- [Source]
'''

American judge
William Merchant Richardson (January 4, 1774 – March 15, 1838) was a member of the U.S. House of Representatives from Massachusetts and chief justice of the New Hampshire Supreme Court .
Biography
He was born in Pelham in the Province of New Hampshire in 1774. He graduated from Harvard University in 1797; studied law; was admitted to the bar and commenced practice in Groton, Massachusetts , in 1804. He was elected as a Democratic-Republican to the Twelfth Congress to fill the vacancy caused by the resignation of Joseph B. Varnum ; and was reelected to the Thirteenth Congress and served from November 4, 1811, to April 18, 1814, when he resigned.

'''

- [What is asked]
Reproduce the passage of the biography of William Merchant Richardson from "American judge" to "Supreme Court .", keeping every word unchanged.

(Box coordinate listings)

'''

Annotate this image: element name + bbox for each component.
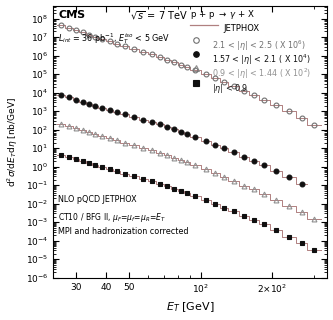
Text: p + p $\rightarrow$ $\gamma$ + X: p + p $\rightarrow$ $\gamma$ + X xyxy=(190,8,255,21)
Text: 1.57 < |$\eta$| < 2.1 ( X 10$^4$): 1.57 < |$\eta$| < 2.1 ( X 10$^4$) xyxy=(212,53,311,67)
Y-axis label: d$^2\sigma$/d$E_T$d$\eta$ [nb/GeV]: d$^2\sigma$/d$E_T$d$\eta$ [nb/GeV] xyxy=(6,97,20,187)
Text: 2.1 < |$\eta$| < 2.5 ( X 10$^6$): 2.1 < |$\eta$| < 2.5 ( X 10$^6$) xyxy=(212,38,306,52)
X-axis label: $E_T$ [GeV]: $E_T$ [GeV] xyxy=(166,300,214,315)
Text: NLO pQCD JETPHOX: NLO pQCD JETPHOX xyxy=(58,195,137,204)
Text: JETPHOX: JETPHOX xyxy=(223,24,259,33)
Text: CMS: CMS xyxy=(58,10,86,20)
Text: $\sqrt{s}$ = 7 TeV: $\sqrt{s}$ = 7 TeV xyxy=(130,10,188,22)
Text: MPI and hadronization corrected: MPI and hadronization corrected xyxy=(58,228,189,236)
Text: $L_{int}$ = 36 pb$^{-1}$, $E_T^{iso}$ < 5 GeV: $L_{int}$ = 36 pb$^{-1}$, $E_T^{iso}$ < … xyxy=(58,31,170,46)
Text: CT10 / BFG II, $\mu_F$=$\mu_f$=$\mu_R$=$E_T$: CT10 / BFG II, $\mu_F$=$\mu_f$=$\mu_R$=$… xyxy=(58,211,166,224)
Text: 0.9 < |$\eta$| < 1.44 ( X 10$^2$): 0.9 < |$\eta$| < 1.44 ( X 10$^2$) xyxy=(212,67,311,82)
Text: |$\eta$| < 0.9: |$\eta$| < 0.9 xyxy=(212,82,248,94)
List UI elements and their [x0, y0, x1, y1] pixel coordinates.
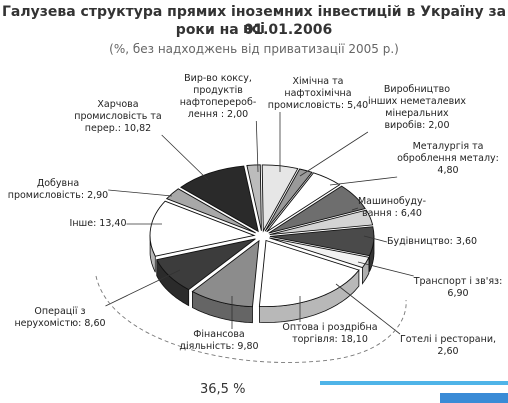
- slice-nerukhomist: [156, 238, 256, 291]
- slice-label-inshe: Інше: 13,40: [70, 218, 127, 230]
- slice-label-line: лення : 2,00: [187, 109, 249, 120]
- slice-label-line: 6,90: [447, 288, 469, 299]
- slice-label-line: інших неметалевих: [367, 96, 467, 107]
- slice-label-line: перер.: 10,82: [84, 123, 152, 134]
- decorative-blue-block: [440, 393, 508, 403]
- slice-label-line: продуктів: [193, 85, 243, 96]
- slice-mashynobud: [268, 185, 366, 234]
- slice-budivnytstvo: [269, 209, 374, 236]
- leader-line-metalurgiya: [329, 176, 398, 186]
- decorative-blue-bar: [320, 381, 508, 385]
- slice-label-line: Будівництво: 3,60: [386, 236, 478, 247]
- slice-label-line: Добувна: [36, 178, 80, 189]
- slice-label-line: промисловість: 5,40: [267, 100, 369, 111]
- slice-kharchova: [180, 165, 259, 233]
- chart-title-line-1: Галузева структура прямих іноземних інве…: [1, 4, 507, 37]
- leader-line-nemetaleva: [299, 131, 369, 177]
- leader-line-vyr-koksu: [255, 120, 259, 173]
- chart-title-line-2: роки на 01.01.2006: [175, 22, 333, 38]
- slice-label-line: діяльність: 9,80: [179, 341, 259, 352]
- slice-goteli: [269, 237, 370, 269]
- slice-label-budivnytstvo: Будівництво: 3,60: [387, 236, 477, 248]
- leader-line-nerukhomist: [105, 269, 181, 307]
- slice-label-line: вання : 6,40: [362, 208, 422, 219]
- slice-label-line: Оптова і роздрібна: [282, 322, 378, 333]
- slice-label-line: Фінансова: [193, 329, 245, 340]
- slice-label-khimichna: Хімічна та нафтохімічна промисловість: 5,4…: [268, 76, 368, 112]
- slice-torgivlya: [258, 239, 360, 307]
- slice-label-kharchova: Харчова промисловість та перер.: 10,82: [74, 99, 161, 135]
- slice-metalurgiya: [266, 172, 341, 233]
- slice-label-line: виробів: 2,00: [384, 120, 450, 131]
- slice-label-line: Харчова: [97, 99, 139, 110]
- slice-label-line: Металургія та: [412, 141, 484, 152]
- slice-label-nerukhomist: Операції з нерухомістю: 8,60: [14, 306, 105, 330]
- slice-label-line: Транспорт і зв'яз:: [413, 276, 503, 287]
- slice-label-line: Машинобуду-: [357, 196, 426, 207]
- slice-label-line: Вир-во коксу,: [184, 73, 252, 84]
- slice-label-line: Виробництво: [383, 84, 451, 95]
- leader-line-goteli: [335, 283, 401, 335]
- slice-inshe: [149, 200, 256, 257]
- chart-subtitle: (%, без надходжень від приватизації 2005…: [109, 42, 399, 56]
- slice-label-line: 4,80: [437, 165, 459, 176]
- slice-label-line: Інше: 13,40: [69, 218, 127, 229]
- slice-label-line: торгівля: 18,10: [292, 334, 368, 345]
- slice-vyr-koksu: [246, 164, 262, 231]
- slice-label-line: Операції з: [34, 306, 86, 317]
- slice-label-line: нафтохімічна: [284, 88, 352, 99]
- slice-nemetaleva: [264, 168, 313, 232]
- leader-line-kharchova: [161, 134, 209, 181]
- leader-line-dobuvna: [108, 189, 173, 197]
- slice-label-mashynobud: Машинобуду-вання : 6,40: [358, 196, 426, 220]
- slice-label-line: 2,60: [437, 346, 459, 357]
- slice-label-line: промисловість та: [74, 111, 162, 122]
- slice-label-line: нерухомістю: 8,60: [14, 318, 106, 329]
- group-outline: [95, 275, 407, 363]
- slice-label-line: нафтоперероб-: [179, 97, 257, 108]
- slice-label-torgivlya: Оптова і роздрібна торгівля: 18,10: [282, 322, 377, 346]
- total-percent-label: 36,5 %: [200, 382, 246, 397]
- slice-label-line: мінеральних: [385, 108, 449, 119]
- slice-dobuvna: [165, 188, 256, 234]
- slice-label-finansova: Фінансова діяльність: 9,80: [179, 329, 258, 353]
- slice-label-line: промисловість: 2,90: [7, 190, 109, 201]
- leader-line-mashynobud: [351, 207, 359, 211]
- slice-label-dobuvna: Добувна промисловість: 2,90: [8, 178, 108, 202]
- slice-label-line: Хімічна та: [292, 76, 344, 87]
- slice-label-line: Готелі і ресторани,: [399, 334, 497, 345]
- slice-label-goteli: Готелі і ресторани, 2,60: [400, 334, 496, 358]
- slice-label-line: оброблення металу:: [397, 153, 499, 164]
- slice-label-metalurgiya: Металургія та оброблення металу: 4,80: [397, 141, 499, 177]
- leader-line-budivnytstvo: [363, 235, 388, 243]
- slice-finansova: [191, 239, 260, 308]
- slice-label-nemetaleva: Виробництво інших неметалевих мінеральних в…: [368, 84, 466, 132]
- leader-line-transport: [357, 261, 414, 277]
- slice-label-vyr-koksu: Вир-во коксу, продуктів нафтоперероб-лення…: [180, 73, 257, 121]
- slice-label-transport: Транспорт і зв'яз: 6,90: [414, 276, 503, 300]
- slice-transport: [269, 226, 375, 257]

'''
'''

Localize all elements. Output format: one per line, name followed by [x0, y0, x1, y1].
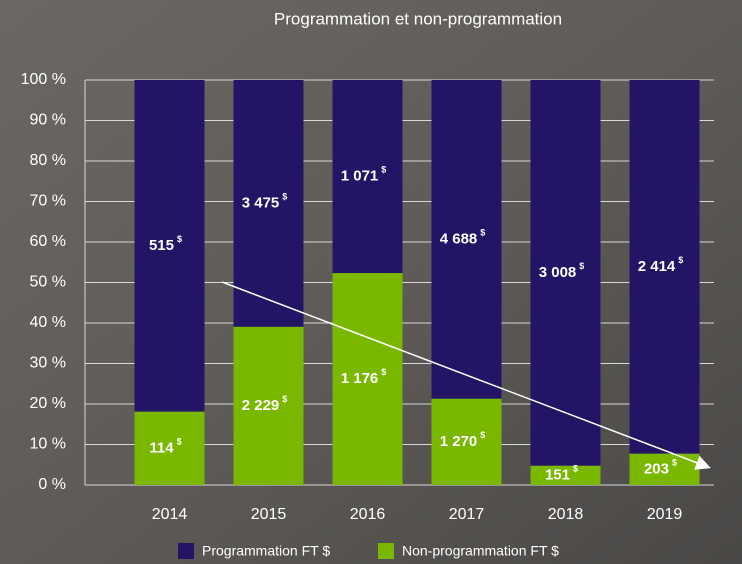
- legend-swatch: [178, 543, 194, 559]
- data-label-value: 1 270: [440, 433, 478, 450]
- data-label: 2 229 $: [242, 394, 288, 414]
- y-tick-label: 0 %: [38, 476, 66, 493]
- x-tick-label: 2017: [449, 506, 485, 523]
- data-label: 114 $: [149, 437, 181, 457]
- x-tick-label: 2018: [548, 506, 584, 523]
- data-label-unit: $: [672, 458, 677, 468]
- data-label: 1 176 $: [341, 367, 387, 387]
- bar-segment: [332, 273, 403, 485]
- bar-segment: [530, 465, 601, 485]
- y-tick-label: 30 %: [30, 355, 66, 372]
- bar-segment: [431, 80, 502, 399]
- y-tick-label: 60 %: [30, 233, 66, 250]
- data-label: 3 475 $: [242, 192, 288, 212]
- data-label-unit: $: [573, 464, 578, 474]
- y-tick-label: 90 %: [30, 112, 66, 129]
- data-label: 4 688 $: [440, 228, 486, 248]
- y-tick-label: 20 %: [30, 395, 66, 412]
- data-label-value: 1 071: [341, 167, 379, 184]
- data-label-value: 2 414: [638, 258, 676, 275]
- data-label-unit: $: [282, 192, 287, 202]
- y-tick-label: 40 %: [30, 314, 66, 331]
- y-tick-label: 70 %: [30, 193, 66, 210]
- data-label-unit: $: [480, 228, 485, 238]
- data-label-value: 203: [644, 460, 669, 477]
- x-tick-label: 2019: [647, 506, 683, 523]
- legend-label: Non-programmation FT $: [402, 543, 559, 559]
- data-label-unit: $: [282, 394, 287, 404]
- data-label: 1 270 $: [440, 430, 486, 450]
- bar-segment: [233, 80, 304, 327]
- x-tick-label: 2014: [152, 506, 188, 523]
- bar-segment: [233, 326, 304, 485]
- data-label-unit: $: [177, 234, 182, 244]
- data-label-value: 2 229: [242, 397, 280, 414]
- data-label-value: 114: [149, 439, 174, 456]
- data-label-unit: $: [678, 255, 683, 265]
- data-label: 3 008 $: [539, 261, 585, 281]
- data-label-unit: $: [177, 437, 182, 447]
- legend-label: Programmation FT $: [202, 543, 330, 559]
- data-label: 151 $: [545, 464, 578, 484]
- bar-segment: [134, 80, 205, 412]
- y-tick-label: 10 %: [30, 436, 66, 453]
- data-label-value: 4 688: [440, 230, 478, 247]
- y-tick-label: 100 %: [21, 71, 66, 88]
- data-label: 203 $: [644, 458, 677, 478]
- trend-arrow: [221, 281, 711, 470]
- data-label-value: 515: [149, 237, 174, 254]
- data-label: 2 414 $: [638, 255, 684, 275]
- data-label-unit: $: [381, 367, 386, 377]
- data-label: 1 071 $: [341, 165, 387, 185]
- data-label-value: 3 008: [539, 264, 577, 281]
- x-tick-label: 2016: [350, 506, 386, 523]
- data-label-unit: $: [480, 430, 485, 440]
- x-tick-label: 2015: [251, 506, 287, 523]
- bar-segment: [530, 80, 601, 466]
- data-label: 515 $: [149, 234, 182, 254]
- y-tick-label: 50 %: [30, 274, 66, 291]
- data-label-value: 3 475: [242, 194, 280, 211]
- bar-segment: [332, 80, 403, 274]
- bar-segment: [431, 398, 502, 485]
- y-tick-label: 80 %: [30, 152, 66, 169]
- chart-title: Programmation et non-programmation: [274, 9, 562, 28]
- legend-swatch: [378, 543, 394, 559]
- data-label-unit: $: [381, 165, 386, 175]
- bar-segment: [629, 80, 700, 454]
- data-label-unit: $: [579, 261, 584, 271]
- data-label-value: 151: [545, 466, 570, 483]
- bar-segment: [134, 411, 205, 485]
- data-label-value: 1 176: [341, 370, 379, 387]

'''

- [Written reply]
American judge
William Merchant Richardson (January 4, 1774 – March 15, 1838) was a member of the U.S. House of Representatives from Massachusetts and chief justice of the New Hampshire Supreme Court .